Collected data:
-*-*-

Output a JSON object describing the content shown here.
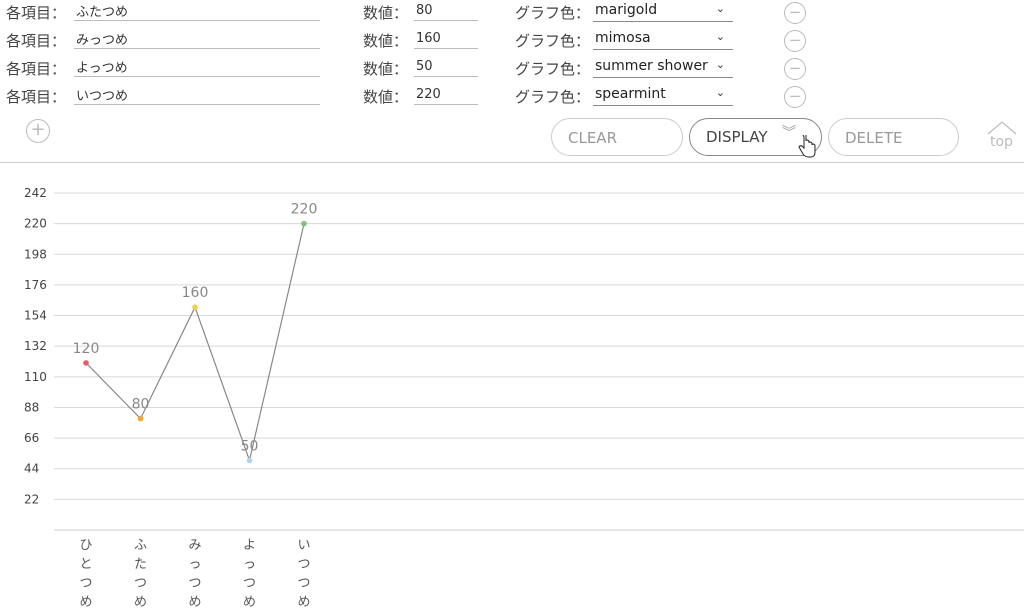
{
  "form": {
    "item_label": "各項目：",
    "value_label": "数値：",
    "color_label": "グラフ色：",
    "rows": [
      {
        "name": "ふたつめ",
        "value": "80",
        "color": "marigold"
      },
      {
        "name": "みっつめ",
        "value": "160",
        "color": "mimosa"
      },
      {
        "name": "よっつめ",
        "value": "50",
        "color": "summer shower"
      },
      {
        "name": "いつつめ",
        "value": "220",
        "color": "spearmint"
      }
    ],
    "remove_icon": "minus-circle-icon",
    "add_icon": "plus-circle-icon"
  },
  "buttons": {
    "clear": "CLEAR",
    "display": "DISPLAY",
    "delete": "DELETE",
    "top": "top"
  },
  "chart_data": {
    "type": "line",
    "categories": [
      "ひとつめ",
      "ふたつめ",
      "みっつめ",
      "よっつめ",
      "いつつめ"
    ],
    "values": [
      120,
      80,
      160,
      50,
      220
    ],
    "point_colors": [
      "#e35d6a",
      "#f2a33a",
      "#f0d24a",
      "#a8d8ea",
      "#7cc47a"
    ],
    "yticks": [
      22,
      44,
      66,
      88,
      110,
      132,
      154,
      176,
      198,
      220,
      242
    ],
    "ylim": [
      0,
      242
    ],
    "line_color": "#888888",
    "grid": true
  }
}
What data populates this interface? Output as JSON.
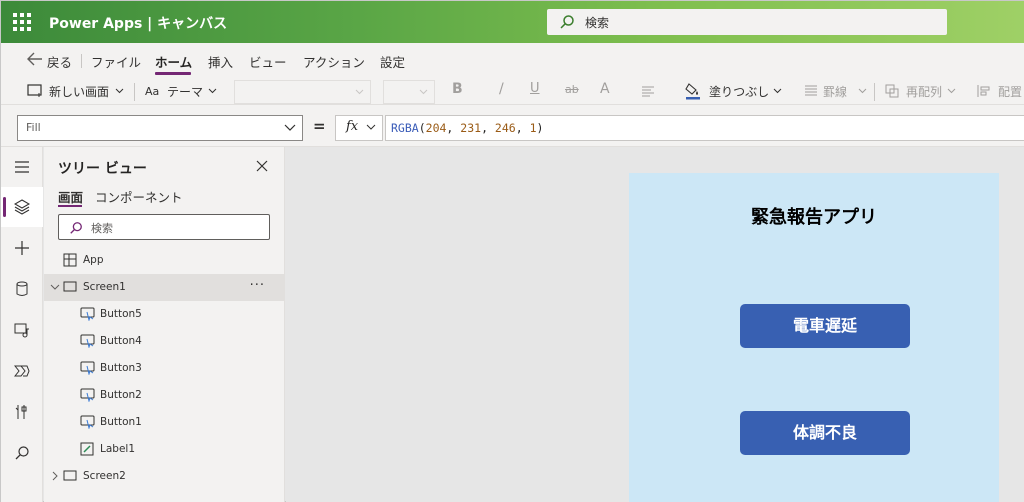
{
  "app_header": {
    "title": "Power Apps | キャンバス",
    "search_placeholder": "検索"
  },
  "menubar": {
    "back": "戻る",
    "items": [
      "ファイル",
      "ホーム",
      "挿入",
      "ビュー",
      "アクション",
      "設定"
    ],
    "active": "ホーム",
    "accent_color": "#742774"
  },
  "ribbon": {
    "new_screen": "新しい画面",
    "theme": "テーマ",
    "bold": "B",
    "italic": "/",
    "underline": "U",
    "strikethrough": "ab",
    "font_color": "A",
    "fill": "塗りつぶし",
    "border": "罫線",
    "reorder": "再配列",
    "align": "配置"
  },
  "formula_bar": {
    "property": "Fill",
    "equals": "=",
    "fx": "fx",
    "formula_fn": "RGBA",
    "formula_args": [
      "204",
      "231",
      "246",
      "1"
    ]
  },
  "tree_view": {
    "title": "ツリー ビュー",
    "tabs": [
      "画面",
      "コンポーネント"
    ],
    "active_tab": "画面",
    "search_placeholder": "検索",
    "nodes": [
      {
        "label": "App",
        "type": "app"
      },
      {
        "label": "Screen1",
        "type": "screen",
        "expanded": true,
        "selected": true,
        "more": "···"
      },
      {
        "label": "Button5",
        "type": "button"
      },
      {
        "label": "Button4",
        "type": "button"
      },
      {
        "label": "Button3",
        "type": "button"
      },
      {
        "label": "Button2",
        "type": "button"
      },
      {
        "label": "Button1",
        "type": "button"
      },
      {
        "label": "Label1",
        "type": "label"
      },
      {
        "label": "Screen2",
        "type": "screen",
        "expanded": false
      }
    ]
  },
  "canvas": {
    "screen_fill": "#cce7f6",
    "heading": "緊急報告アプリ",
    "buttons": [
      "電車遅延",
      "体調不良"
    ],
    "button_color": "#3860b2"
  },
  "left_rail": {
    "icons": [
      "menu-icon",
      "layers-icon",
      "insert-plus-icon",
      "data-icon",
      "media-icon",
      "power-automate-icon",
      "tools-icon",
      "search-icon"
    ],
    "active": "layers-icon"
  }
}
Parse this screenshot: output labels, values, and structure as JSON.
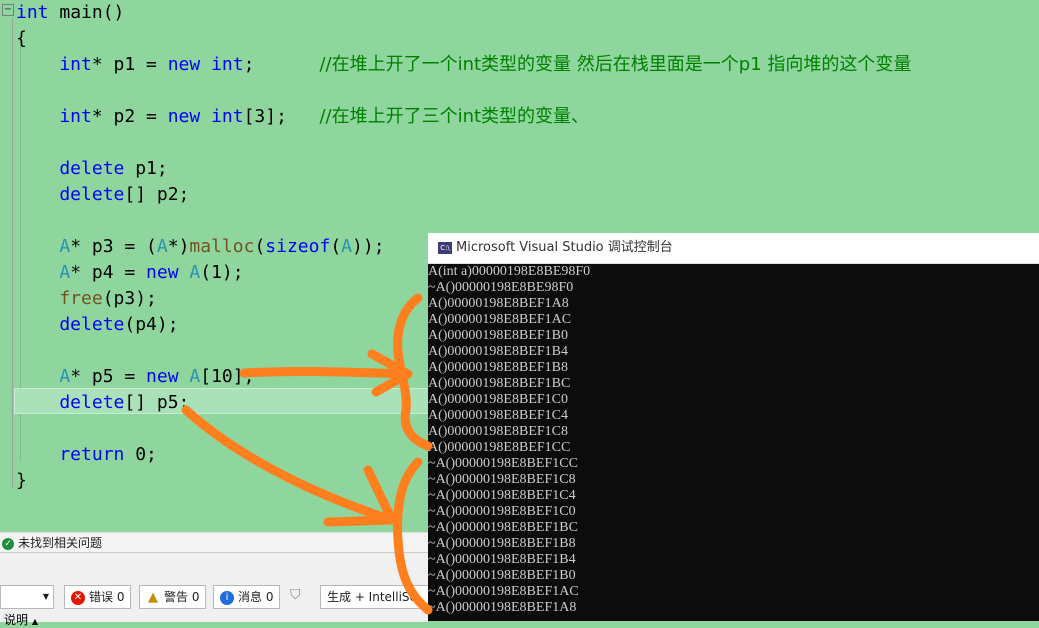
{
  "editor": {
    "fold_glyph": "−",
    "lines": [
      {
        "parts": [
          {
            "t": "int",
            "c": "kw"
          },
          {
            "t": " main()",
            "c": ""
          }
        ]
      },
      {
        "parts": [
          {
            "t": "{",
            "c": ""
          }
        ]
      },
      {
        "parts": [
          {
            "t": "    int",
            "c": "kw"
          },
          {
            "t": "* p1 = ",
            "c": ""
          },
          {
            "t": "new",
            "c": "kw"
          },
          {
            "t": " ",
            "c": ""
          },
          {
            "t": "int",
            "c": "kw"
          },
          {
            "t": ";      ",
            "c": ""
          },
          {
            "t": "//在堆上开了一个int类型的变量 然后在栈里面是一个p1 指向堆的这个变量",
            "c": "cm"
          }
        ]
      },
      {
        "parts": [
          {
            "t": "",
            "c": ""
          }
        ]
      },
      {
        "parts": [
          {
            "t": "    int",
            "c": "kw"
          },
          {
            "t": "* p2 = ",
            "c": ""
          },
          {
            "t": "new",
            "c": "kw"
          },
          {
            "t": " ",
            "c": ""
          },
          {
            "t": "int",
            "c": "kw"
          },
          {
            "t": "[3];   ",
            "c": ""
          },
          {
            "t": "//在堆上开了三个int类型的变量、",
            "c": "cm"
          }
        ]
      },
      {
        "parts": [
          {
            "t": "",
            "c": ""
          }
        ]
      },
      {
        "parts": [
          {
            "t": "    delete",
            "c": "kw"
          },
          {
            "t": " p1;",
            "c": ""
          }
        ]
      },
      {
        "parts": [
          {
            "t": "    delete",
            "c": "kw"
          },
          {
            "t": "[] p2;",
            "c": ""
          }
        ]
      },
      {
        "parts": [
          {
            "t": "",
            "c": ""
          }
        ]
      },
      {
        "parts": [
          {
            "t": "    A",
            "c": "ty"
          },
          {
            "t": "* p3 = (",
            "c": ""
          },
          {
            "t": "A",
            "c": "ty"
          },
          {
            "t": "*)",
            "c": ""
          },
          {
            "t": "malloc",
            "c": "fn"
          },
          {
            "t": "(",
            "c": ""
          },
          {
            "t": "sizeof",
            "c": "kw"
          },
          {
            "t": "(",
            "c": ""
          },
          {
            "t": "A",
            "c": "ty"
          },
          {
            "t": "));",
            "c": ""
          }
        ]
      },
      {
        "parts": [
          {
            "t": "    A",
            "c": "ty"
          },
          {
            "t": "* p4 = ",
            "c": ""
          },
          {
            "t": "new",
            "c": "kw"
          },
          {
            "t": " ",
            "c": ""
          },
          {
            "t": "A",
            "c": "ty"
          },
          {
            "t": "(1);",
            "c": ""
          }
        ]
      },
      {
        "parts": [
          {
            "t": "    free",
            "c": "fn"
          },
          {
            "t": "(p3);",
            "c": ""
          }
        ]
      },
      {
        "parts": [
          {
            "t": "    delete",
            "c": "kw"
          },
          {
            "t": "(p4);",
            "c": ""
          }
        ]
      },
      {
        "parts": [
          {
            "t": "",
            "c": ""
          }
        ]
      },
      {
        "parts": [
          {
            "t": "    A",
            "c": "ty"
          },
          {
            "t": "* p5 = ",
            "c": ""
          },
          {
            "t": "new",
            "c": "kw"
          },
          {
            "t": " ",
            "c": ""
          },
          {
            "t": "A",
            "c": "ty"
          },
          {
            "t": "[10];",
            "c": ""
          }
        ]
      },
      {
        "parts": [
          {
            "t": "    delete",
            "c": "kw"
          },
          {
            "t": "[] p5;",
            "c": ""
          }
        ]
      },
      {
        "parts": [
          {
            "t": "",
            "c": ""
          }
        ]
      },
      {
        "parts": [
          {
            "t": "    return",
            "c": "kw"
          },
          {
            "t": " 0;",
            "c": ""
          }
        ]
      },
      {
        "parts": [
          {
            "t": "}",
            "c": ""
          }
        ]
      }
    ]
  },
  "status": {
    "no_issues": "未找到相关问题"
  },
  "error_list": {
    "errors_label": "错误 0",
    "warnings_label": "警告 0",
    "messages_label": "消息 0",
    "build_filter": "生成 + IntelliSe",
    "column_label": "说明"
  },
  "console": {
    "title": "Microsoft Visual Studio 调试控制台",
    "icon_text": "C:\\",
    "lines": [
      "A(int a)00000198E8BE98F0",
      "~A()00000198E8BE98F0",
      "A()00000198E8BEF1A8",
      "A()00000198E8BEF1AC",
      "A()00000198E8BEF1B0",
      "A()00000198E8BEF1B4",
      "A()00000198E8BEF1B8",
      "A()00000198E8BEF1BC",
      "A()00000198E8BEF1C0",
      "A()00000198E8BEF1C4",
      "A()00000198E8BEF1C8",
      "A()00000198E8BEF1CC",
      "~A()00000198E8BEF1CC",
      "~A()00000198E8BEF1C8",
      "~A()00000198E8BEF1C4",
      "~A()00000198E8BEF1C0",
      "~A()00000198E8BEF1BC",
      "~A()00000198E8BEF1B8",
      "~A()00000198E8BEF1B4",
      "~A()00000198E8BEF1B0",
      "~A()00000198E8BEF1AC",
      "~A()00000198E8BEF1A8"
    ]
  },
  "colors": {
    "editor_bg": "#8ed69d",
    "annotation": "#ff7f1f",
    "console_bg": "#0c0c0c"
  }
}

-*-*-

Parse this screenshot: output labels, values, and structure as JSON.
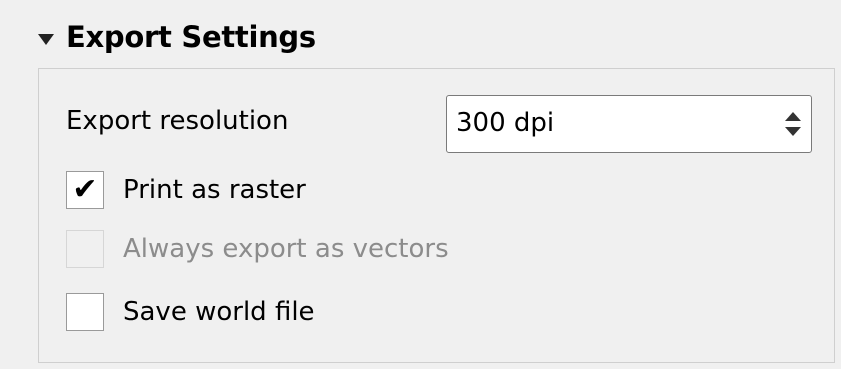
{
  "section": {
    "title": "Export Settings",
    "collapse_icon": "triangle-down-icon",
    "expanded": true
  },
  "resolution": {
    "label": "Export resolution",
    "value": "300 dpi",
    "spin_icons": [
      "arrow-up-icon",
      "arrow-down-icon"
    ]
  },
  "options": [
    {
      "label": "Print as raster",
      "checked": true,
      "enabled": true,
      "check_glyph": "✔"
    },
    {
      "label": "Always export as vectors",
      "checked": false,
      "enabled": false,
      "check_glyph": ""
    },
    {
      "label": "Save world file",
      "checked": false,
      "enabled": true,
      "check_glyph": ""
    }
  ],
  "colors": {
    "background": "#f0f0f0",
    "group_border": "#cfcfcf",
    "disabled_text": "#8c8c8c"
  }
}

-*-*-

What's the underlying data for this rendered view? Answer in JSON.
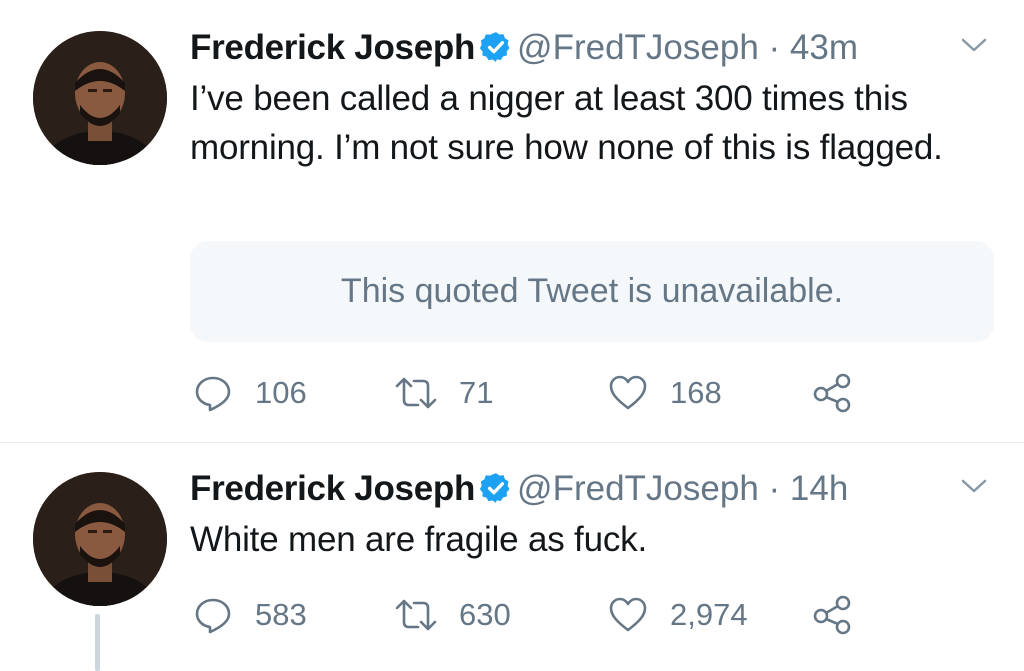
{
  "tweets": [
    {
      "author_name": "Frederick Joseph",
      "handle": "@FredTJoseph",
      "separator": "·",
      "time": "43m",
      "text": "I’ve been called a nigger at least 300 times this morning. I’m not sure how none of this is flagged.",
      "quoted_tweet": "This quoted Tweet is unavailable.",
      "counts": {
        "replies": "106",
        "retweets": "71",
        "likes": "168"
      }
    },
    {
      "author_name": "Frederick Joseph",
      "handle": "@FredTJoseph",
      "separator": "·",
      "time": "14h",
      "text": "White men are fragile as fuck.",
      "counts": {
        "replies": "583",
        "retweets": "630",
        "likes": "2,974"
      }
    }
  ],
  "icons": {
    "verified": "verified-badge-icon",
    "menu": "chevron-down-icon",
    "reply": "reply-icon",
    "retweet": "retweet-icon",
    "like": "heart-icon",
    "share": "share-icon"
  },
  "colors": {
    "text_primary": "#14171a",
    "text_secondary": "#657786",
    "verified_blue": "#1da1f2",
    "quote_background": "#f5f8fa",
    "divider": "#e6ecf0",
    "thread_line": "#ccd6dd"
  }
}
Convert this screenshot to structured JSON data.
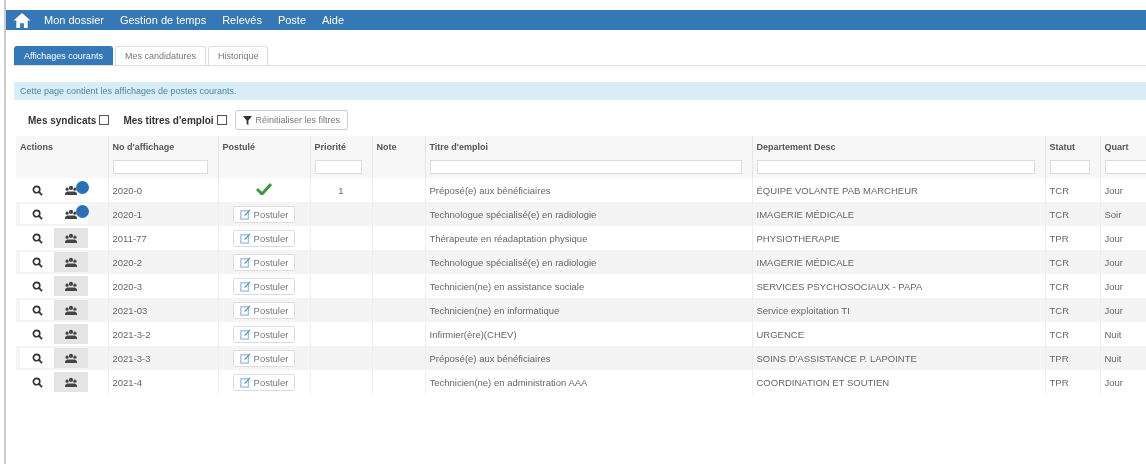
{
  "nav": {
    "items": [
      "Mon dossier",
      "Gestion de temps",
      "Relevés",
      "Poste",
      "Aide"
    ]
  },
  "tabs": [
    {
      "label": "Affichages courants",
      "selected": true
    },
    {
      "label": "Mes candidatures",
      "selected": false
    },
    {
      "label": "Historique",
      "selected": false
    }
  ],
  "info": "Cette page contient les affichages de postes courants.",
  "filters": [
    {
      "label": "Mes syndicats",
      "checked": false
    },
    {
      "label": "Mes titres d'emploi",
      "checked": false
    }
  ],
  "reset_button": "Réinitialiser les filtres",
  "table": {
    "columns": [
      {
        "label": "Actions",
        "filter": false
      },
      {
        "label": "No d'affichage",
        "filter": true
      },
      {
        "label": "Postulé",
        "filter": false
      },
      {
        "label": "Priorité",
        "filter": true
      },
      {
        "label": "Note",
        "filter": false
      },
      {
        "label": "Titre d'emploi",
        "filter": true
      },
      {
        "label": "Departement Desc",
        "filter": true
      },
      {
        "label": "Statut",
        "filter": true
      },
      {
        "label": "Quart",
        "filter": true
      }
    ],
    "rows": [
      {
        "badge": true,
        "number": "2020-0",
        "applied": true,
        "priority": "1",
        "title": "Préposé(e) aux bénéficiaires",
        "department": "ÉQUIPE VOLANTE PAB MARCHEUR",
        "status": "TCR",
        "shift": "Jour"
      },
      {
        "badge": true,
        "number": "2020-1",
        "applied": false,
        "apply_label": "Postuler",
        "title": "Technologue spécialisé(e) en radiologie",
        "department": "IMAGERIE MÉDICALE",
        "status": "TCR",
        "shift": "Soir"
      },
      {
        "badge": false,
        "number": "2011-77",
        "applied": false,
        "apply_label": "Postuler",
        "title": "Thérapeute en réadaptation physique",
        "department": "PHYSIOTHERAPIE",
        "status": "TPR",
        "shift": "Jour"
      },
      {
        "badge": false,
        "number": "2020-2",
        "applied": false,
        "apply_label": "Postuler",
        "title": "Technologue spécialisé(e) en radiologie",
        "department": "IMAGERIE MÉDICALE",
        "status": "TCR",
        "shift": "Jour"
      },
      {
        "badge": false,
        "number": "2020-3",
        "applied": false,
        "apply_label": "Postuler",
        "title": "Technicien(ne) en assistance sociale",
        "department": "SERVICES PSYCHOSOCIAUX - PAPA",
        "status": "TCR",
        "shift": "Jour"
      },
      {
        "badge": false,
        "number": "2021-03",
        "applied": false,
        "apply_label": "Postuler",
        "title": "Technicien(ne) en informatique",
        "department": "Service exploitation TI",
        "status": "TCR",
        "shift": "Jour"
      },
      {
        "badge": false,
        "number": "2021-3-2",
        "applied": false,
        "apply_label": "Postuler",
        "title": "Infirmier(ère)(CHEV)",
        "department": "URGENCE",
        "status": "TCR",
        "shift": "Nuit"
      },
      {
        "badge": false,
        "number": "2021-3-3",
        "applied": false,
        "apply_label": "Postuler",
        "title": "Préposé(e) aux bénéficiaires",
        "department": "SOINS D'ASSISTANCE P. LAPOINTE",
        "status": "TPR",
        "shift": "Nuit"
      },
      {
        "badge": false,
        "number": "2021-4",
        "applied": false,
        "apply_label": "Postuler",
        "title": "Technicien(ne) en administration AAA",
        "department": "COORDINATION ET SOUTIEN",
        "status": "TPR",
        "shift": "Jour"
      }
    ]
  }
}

-*-*-

(DIRECTIVE): Pull out every line holding "department" from the records above, and copy it.

(SOLUTION BELOW):
        "department": "ÉQUIPE VOLANTE PAB MARCHEUR",
        "department": "IMAGERIE MÉDICALE",
        "department": "PHYSIOTHERAPIE",
        "department": "IMAGERIE MÉDICALE",
        "department": "SERVICES PSYCHOSOCIAUX - PAPA",
        "department": "Service exploitation TI",
        "department": "URGENCE",
        "department": "SOINS D'ASSISTANCE P. LAPOINTE",
        "department": "COORDINATION ET SOUTIEN",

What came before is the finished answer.